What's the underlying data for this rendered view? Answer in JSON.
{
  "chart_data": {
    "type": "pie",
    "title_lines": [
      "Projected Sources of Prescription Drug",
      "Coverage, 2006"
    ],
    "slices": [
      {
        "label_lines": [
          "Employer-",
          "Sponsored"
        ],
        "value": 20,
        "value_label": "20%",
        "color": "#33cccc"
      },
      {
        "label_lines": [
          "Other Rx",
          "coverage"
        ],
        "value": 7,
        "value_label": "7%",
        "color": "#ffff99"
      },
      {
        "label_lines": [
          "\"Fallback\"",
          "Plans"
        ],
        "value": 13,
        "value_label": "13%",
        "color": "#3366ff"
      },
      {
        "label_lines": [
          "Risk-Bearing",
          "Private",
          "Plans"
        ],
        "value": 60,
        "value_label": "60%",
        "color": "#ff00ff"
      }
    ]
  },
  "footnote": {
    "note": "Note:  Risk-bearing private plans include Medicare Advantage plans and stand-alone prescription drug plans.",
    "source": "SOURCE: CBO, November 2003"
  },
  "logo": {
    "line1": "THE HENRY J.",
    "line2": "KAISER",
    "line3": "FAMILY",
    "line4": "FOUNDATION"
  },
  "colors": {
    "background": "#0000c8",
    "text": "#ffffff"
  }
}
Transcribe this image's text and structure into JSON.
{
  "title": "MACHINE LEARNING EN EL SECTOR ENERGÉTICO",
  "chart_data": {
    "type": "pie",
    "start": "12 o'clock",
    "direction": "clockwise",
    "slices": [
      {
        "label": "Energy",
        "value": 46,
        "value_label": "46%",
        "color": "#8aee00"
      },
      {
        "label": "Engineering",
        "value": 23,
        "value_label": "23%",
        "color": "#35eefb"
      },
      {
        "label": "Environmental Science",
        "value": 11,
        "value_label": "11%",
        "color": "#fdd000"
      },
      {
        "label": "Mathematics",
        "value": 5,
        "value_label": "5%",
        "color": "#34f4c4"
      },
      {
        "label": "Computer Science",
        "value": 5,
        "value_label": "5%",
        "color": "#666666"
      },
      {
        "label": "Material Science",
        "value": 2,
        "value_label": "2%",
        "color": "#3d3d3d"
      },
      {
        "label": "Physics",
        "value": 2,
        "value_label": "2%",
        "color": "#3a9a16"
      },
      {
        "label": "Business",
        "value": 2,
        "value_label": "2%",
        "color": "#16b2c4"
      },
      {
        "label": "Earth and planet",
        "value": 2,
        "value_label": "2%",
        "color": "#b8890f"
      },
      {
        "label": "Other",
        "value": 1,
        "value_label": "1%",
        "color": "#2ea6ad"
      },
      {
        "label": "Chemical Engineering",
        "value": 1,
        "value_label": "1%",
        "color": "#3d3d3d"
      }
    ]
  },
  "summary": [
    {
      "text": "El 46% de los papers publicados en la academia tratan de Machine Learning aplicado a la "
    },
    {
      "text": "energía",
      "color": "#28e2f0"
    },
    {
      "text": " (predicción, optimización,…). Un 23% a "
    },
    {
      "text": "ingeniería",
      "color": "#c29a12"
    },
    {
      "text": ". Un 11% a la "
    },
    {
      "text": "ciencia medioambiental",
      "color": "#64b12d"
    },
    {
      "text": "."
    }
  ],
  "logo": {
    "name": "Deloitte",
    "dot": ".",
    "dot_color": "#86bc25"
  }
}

________________________________________

REQUIRED WORK:
Look through the lines above and collect those with the word "Risk".

FULL OUTPUT:
          "Risk-Bearing",
    "note": "Note:  Risk-bearing private plans include Medicare Advantage plans and stand-alone prescription drug plans.",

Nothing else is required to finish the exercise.